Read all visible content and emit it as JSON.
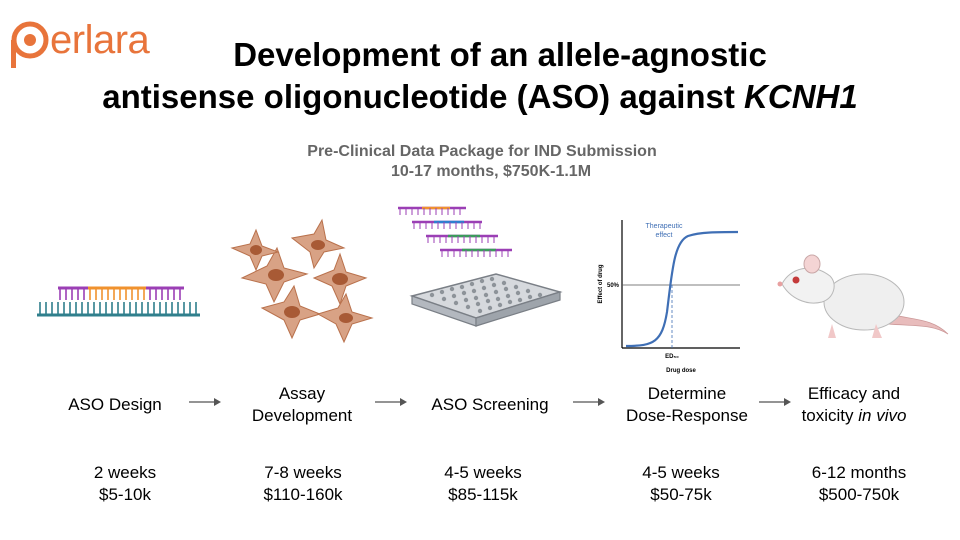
{
  "logo": {
    "text": "erlara"
  },
  "title": {
    "line1": "Development of an allele-agnostic",
    "line2_prefix": "antisense oligonucleotide (ASO) against ",
    "line2_gene": "KCNH1"
  },
  "subtitle": {
    "line1": "Pre-Clinical Data Package for IND Submission",
    "line2": "10-17 months, $750K-1.1M"
  },
  "chart": {
    "ylabel": "Effect of drug",
    "xlabel": "Drug dose",
    "tick_50": "50%",
    "ed50": "ED₅₀",
    "annotation_line1": "Therapeutic",
    "annotation_line2": "effect"
  },
  "steps": [
    {
      "label1": "ASO Design",
      "label2": "",
      "duration": "2 weeks",
      "cost": "$5-10k"
    },
    {
      "label1": "Assay",
      "label2": "Development",
      "duration": "7-8 weeks",
      "cost": "$110-160k"
    },
    {
      "label1": "ASO Screening",
      "label2": "",
      "duration": "4-5 weeks",
      "cost": "$85-115k"
    },
    {
      "label1": "Determine",
      "label2": "Dose-Response",
      "duration": "4-5 weeks",
      "cost": "$50-75k"
    },
    {
      "label1": "Efficacy and",
      "label2_prefix": "toxicity ",
      "label2_italic": "in vivo",
      "duration": "6-12 months",
      "cost": "$500-750k"
    }
  ],
  "colors": {
    "logo": "#e8743b",
    "subtitle": "#666666",
    "aso_strand": "#9b3fb5",
    "aso_orange": "#f0922e",
    "dna_strand": "#2f7f8c",
    "cell": "#d38f6b",
    "curve": "#3f6fb5"
  }
}
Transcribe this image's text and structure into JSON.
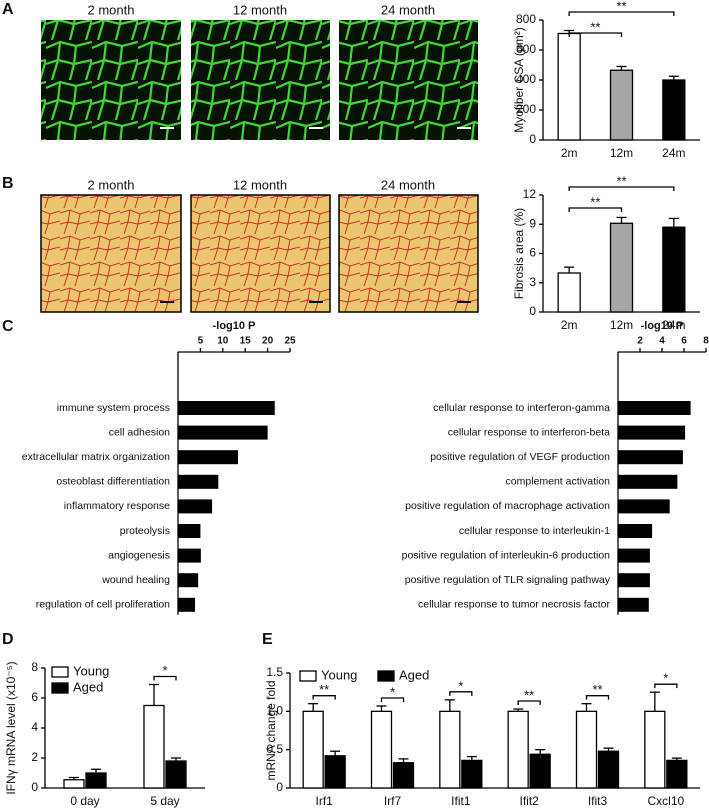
{
  "panel_labels": [
    "A",
    "B",
    "C",
    "D",
    "E"
  ],
  "image_labels": {
    "A": [
      "2 month",
      "12 month",
      "24 month"
    ],
    "B": [
      "2 month",
      "12 month",
      "24 month"
    ]
  },
  "chart_data": [
    {
      "type": "bar",
      "ylabel": "Myofiber CSA (μm²)",
      "categories": [
        "2m",
        "12m",
        "24m"
      ],
      "values": [
        710,
        465,
        400
      ],
      "errors": [
        20,
        25,
        25
      ],
      "colors": [
        "#ffffff",
        "#a6a6a6",
        "#000000"
      ],
      "ylim": [
        0,
        800
      ],
      "yticks": [
        0,
        200,
        400,
        600,
        800
      ],
      "significance": [
        "**",
        "**"
      ]
    },
    {
      "type": "bar",
      "ylabel": "Fibrosis area (%)",
      "categories": [
        "2m",
        "12m",
        "24m"
      ],
      "values": [
        4.0,
        9.1,
        8.7
      ],
      "errors": [
        0.6,
        0.6,
        0.9
      ],
      "colors": [
        "#ffffff",
        "#a6a6a6",
        "#000000"
      ],
      "ylim": [
        0,
        12
      ],
      "yticks": [
        0,
        3,
        6,
        9,
        12
      ],
      "significance": [
        "**",
        "**"
      ]
    },
    {
      "type": "barh",
      "xlabel": "-log10 P",
      "color": "#000000",
      "categories": [
        "immune system process",
        "cell adhesion",
        "extracellular matrix organization",
        "osteoblast differentiation",
        "inflammatory response",
        "proteolysis",
        "angiogenesis",
        "wound healing",
        "regulation of cell proliferation"
      ],
      "values": [
        21.6,
        20,
        13.4,
        9,
        7.6,
        5,
        5.1,
        4.5,
        3.8
      ],
      "xlim": [
        0,
        25
      ],
      "xticks": [
        5,
        10,
        15,
        20,
        25
      ]
    },
    {
      "type": "barh",
      "xlabel": "-log10 P",
      "color": "#000000",
      "categories": [
        "cellular response to interferon-gamma",
        "cellular response to interferon-beta",
        "positive regulation of VEGF production",
        "complement activation",
        "positive regulation of macrophage activation",
        "cellular response to interleukin-1",
        "positive regulation of interleukin-6 production",
        "positive regulation of TLR signaling pathway",
        "cellular response to tumor necrosis factor"
      ],
      "values": [
        6.6,
        6.1,
        5.9,
        5.4,
        4.7,
        3.1,
        2.9,
        2.9,
        2.8
      ],
      "xlim": [
        0,
        8
      ],
      "xticks": [
        2,
        4,
        6,
        8
      ]
    },
    {
      "type": "grouped_bar",
      "ylabel": "IFNγ mRNA level (x10⁻⁵)",
      "categories": [
        "0 day",
        "5 day"
      ],
      "series": [
        {
          "name": "Young",
          "color": "#ffffff",
          "values": [
            0.55,
            5.5
          ],
          "errors": [
            0.15,
            1.4
          ]
        },
        {
          "name": "Aged",
          "color": "#000000",
          "values": [
            1.0,
            1.8
          ],
          "errors": [
            0.25,
            0.2
          ]
        }
      ],
      "ylim": [
        0,
        8
      ],
      "yticks": [
        0,
        2,
        4,
        6,
        8
      ],
      "significance": [
        null,
        "*"
      ]
    },
    {
      "type": "grouped_bar",
      "ylabel": "mRNA change fold",
      "categories": [
        "Irf1",
        "Irf7",
        "Ifit1",
        "Ifit2",
        "Ifit3",
        "Cxcl10"
      ],
      "series": [
        {
          "name": "Young",
          "color": "#ffffff",
          "values": [
            1.0,
            1.0,
            1.0,
            1.0,
            1.0,
            1.0
          ],
          "errors": [
            0.1,
            0.07,
            0.15,
            0.03,
            0.1,
            0.25
          ]
        },
        {
          "name": "Aged",
          "color": "#000000",
          "values": [
            0.42,
            0.33,
            0.36,
            0.44,
            0.48,
            0.36
          ],
          "errors": [
            0.06,
            0.05,
            0.05,
            0.06,
            0.04,
            0.03
          ]
        }
      ],
      "ylim": [
        0,
        1.5
      ],
      "yticks": [
        0,
        0.5,
        {
          "value": 1,
          "label": "1.0"
        },
        1.5
      ],
      "significance": [
        "**",
        "*",
        "*",
        "**",
        "**",
        "*"
      ]
    }
  ]
}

-----

Your copy of the data should match it exactly, apart from the images, which are omitted.

Read all visible content and emit it as JSON.
{
  "logo": {
    "text": "erlara"
  },
  "title": {
    "line1": "Development of an allele-agnostic",
    "line2_prefix": "antisense oligonucleotide (ASO) against ",
    "line2_gene": "KCNH1"
  },
  "subtitle": {
    "line1": "Pre-Clinical Data Package for IND Submission",
    "line2": "10-17 months, $750K-1.1M"
  },
  "chart": {
    "ylabel": "Effect of drug",
    "xlabel": "Drug dose",
    "tick_50": "50%",
    "ed50": "ED₅₀",
    "annotation_line1": "Therapeutic",
    "annotation_line2": "effect"
  },
  "steps": [
    {
      "label1": "ASO Design",
      "label2": "",
      "duration": "2 weeks",
      "cost": "$5-10k"
    },
    {
      "label1": "Assay",
      "label2": "Development",
      "duration": "7-8 weeks",
      "cost": "$110-160k"
    },
    {
      "label1": "ASO Screening",
      "label2": "",
      "duration": "4-5 weeks",
      "cost": "$85-115k"
    },
    {
      "label1": "Determine",
      "label2": "Dose-Response",
      "duration": "4-5 weeks",
      "cost": "$50-75k"
    },
    {
      "label1": "Efficacy and",
      "label2_prefix": "toxicity ",
      "label2_italic": "in vivo",
      "duration": "6-12 months",
      "cost": "$500-750k"
    }
  ],
  "colors": {
    "logo": "#e8743b",
    "subtitle": "#666666",
    "aso_strand": "#9b3fb5",
    "aso_orange": "#f0922e",
    "dna_strand": "#2f7f8c",
    "cell": "#d38f6b",
    "curve": "#3f6fb5"
  }
}
Transcribe this image's text and structure into JSON.
{
  "panel_labels": [
    "A",
    "B",
    "C",
    "D",
    "E"
  ],
  "image_labels": {
    "A": [
      "2 month",
      "12 month",
      "24 month"
    ],
    "B": [
      "2 month",
      "12 month",
      "24 month"
    ]
  },
  "chart_data": [
    {
      "type": "bar",
      "ylabel": "Myofiber CSA (μm²)",
      "categories": [
        "2m",
        "12m",
        "24m"
      ],
      "values": [
        710,
        465,
        400
      ],
      "errors": [
        20,
        25,
        25
      ],
      "colors": [
        "#ffffff",
        "#a6a6a6",
        "#000000"
      ],
      "ylim": [
        0,
        800
      ],
      "yticks": [
        0,
        200,
        400,
        600,
        800
      ],
      "significance": [
        "**",
        "**"
      ]
    },
    {
      "type": "bar",
      "ylabel": "Fibrosis area (%)",
      "categories": [
        "2m",
        "12m",
        "24m"
      ],
      "values": [
        4.0,
        9.1,
        8.7
      ],
      "errors": [
        0.6,
        0.6,
        0.9
      ],
      "colors": [
        "#ffffff",
        "#a6a6a6",
        "#000000"
      ],
      "ylim": [
        0,
        12
      ],
      "yticks": [
        0,
        3,
        6,
        9,
        12
      ],
      "significance": [
        "**",
        "**"
      ]
    },
    {
      "type": "barh",
      "xlabel": "-log10 P",
      "color": "#000000",
      "categories": [
        "immune system process",
        "cell adhesion",
        "extracellular matrix organization",
        "osteoblast differentiation",
        "inflammatory response",
        "proteolysis",
        "angiogenesis",
        "wound healing",
        "regulation of cell proliferation"
      ],
      "values": [
        21.6,
        20,
        13.4,
        9,
        7.6,
        5,
        5.1,
        4.5,
        3.8
      ],
      "xlim": [
        0,
        25
      ],
      "xticks": [
        5,
        10,
        15,
        20,
        25
      ]
    },
    {
      "type": "barh",
      "xlabel": "-log10 P",
      "color": "#000000",
      "categories": [
        "cellular response to interferon-gamma",
        "cellular response to interferon-beta",
        "positive regulation of VEGF production",
        "complement activation",
        "positive regulation of macrophage activation",
        "cellular response to interleukin-1",
        "positive regulation of interleukin-6 production",
        "positive regulation of TLR signaling pathway",
        "cellular response to tumor necrosis factor"
      ],
      "values": [
        6.6,
        6.1,
        5.9,
        5.4,
        4.7,
        3.1,
        2.9,
        2.9,
        2.8
      ],
      "xlim": [
        0,
        8
      ],
      "xticks": [
        2,
        4,
        6,
        8
      ]
    },
    {
      "type": "grouped_bar",
      "ylabel": "IFNγ mRNA level (x10⁻⁵)",
      "categories": [
        "0 day",
        "5 day"
      ],
      "series": [
        {
          "name": "Young",
          "color": "#ffffff",
          "values": [
            0.55,
            5.5
          ],
          "errors": [
            0.15,
            1.4
          ]
        },
        {
          "name": "Aged",
          "color": "#000000",
          "values": [
            1.0,
            1.8
          ],
          "errors": [
            0.25,
            0.2
          ]
        }
      ],
      "ylim": [
        0,
        8
      ],
      "yticks": [
        0,
        2,
        4,
        6,
        8
      ],
      "significance": [
        null,
        "*"
      ]
    },
    {
      "type": "grouped_bar",
      "ylabel": "mRNA change fold",
      "categories": [
        "Irf1",
        "Irf7",
        "Ifit1",
        "Ifit2",
        "Ifit3",
        "Cxcl10"
      ],
      "series": [
        {
          "name": "Young",
          "color": "#ffffff",
          "values": [
            1.0,
            1.0,
            1.0,
            1.0,
            1.0,
            1.0
          ],
          "errors": [
            0.1,
            0.07,
            0.15,
            0.03,
            0.1,
            0.25
          ]
        },
        {
          "name": "Aged",
          "color": "#000000",
          "values": [
            0.42,
            0.33,
            0.36,
            0.44,
            0.48,
            0.36
          ],
          "errors": [
            0.06,
            0.05,
            0.05,
            0.06,
            0.04,
            0.03
          ]
        }
      ],
      "ylim": [
        0,
        1.5
      ],
      "yticks": [
        0,
        0.5,
        {
          "value": 1,
          "label": "1.0"
        },
        1.5
      ],
      "significance": [
        "**",
        "*",
        "*",
        "**",
        "**",
        "*"
      ]
    }
  ]
}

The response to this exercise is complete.